- _Written problem_:
Return all lines below containing the word "alınır".
--- Start ---
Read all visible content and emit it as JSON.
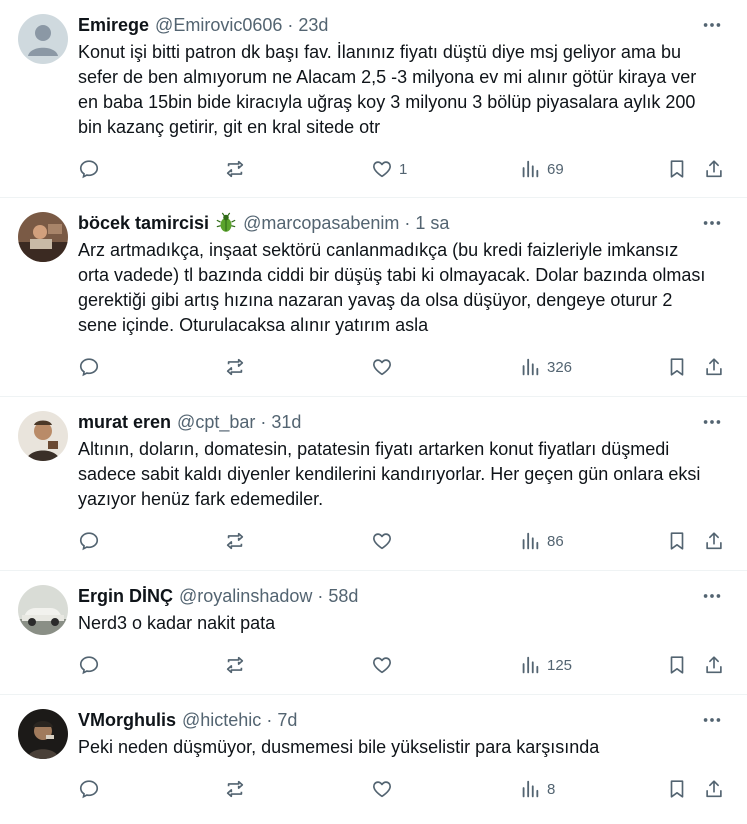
{
  "colors": {
    "text": "#0f1419",
    "secondary": "#536471",
    "divider": "#eff3f4"
  },
  "tweets": [
    {
      "name": "Emirege",
      "handle": "@Emirovic0606",
      "sep": "·",
      "time": "23d",
      "avatar": "default-avatar",
      "text": "Konut işi bitti patron dk başı fav. İlanınız fiyatı düştü diye msj geliyor ama bu sefer de ben almıyorum ne Alacam 2,5 -3 milyona ev mi alınır götür kiraya ver en baba 15bin bide kiracıyla uğraş koy 3 milyonu 3 bölüp piyasalara aylık 200 bin kazanç getirir, git en kral sitede otr",
      "likes": "1",
      "views": "69"
    },
    {
      "name": "böcek tamircisi",
      "emoji": "beetle-emoji",
      "handle": "@marcopasabenim",
      "sep": "·",
      "time": "1 sa",
      "avatar": "photo-avatar",
      "text": "Arz artmadıkça, inşaat sektörü canlanmadıkça (bu kredi faizleriyle imkansız orta vadede) tl bazında ciddi bir düşüş tabi ki olmayacak. Dolar bazında olması gerektiği gibi artış hızına nazaran yavaş da olsa düşüyor, dengeye oturur 2 sene içinde. Oturulacaksa alınır yatırım asla",
      "likes": "",
      "views": "326"
    },
    {
      "name": "murat eren",
      "handle": "@cpt_bar",
      "sep": "·",
      "time": "31d",
      "avatar": "photo-avatar",
      "text": "Altının, doların, domatesin, patatesin fiyatı artarken konut fiyatları düşmedi sadece sabit kaldı diyenler kendilerini kandırıyorlar. Her geçen gün onlara eksi yazıyor henüz fark edemediler.",
      "likes": "",
      "views": "86"
    },
    {
      "name": "Ergin DİNÇ",
      "handle": "@royalinshadow",
      "sep": "·",
      "time": "58d",
      "avatar": "car-photo-avatar",
      "text": "Nerd3 o kadar nakit pata",
      "likes": "",
      "views": "125"
    },
    {
      "name": "VMorghulis",
      "handle": "@hictehic",
      "sep": "·",
      "time": "7d",
      "avatar": "photo-avatar",
      "text": "Peki neden düşmüyor, dusmemesi bile yükselistir para karşısında",
      "likes": "",
      "views": "8"
    }
  ]
}
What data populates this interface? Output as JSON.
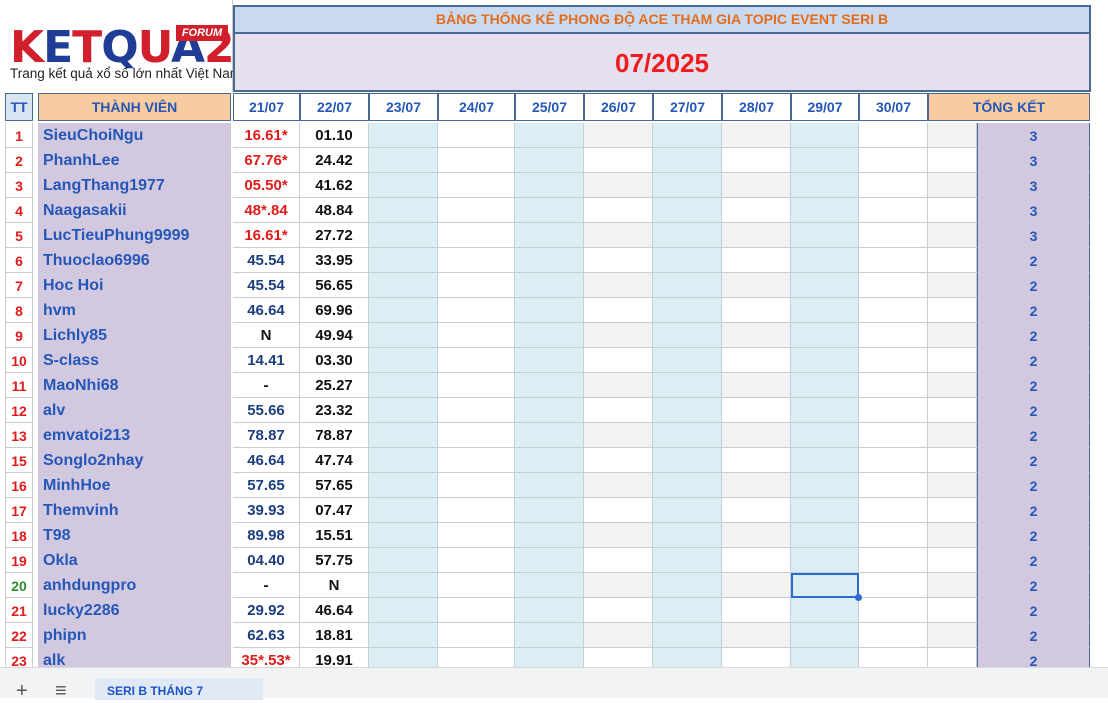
{
  "logo": {
    "letters": [
      "K",
      "E",
      "T",
      "Q",
      "U",
      "A",
      "2"
    ],
    "colors": [
      "#d11f2b",
      "#1f3c96",
      "#d11f2b",
      "#1f3c96",
      "#d11f2b",
      "#1f3c96",
      "#d11f2b"
    ],
    "badge": "FORUM",
    "tagline": "Trang kết quả xổ số lớn nhất Việt Nam"
  },
  "banner": {
    "title": "BẢNG THỐNG KÊ PHONG ĐỘ ACE THAM GIA TOPIC EVENT SERI B",
    "month": "07/2025"
  },
  "headers": {
    "tt": "TT",
    "member": "THÀNH VIÊN",
    "dates": [
      "21/07",
      "22/07",
      "23/07",
      "24/07",
      "25/07",
      "26/07",
      "27/07",
      "28/07",
      "29/07",
      "30/07"
    ],
    "total": "TỔNG KẾT"
  },
  "rows": [
    {
      "tt": "1",
      "name": "SieuChoiNgu",
      "d1": "16.61*",
      "d1_red": true,
      "d2": "01.10",
      "total": "3"
    },
    {
      "tt": "2",
      "name": "PhanhLee",
      "d1": "67.76*",
      "d1_red": true,
      "d2": "24.42",
      "total": "3"
    },
    {
      "tt": "3",
      "name": "LangThang1977",
      "d1": "05.50*",
      "d1_red": true,
      "d2": "41.62",
      "total": "3"
    },
    {
      "tt": "4",
      "name": "Naagasakii",
      "d1": "48*.84",
      "d1_red": true,
      "d2": "48.84",
      "total": "3"
    },
    {
      "tt": "5",
      "name": "LucTieuPhung9999",
      "d1": "16.61*",
      "d1_red": true,
      "d2": "27.72",
      "total": "3"
    },
    {
      "tt": "6",
      "name": "Thuoclao6996",
      "d1": "45.54",
      "d1_red": false,
      "d2": "33.95",
      "total": "2"
    },
    {
      "tt": "7",
      "name": "Hoc Hoi",
      "d1": "45.54",
      "d1_red": false,
      "d2": "56.65",
      "total": "2"
    },
    {
      "tt": "8",
      "name": "hvm",
      "d1": "46.64",
      "d1_red": false,
      "d2": "69.96",
      "total": "2"
    },
    {
      "tt": "9",
      "name": "Lichly85",
      "d1": "N",
      "d1_red": false,
      "d2": "49.94",
      "total": "2"
    },
    {
      "tt": "10",
      "name": "S-class",
      "d1": "14.41",
      "d1_red": false,
      "d2": "03.30",
      "total": "2"
    },
    {
      "tt": "11",
      "name": "MaoNhi68",
      "d1": "-",
      "d1_red": false,
      "d2": "25.27",
      "total": "2"
    },
    {
      "tt": "12",
      "name": "alv",
      "d1": "55.66",
      "d1_red": false,
      "d2": "23.32",
      "total": "2"
    },
    {
      "tt": "13",
      "name": "emvatoi213",
      "d1": "78.87",
      "d1_red": false,
      "d2": "78.87",
      "total": "2"
    },
    {
      "tt": "15",
      "name": "Songlo2nhay",
      "d1": "46.64",
      "d1_red": false,
      "d2": "47.74",
      "total": "2"
    },
    {
      "tt": "16",
      "name": "MinhHoe",
      "d1": "57.65",
      "d1_red": false,
      "d2": "57.65",
      "total": "2"
    },
    {
      "tt": "17",
      "name": "Themvinh",
      "d1": "39.93",
      "d1_red": false,
      "d2": "07.47",
      "total": "2"
    },
    {
      "tt": "18",
      "name": "T98",
      "d1": "89.98",
      "d1_red": false,
      "d2": "15.51",
      "total": "2"
    },
    {
      "tt": "19",
      "name": "Okla",
      "d1": "04.40",
      "d1_red": false,
      "d2": "57.75",
      "total": "2"
    },
    {
      "tt": "20",
      "name": "anhdungpro",
      "d1": "-",
      "d1_red": false,
      "d2": "N",
      "total": "2"
    },
    {
      "tt": "21",
      "name": "lucky2286",
      "d1": "29.92",
      "d1_red": false,
      "d2": "46.64",
      "total": "2"
    },
    {
      "tt": "22",
      "name": "phipn",
      "d1": "62.63",
      "d1_red": false,
      "d2": "18.81",
      "total": "2"
    },
    {
      "tt": "23",
      "name": "alk",
      "d1": "35*.53*",
      "d1_red": true,
      "d2": "19.91",
      "total": "2"
    }
  ],
  "tabs": {
    "add": "+",
    "list": "≡",
    "sheet": "SERI B THÁNG 7"
  },
  "colors": {
    "header_orange": "#f8cba0",
    "member_lilac": "#d2c8e0",
    "col_teal": "#daeef3",
    "col_grey": "#f2f2f2",
    "border_blue": "#4a6a96",
    "selection_blue": "#2d6bd1"
  }
}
--- End ---
- _Full response_:
      "text": "Konut işi bitti patron dk başı fav. İlanınız fiyatı düştü diye msj geliyor ama bu sefer de ben almıyorum ne Alacam 2,5 -3 milyona ev mi alınır götür kiraya ver en baba 15bin bide kiracıyla uğraş koy 3 milyonu 3 bölüp piyasalara aylık 200 bin kazanç getirir, git en kral sitede otr",
      "text": "Arz artmadıkça, inşaat sektörü canlanmadıkça (bu kredi faizleriyle imkansız orta vadede) tl bazında ciddi bir düşüş tabi ki olmayacak. Dolar bazında olması gerektiği gibi artış hızına nazaran yavaş da olsa düşüyor, dengeye oturur 2 sene içinde. Oturulacaksa alınır yatırım asla",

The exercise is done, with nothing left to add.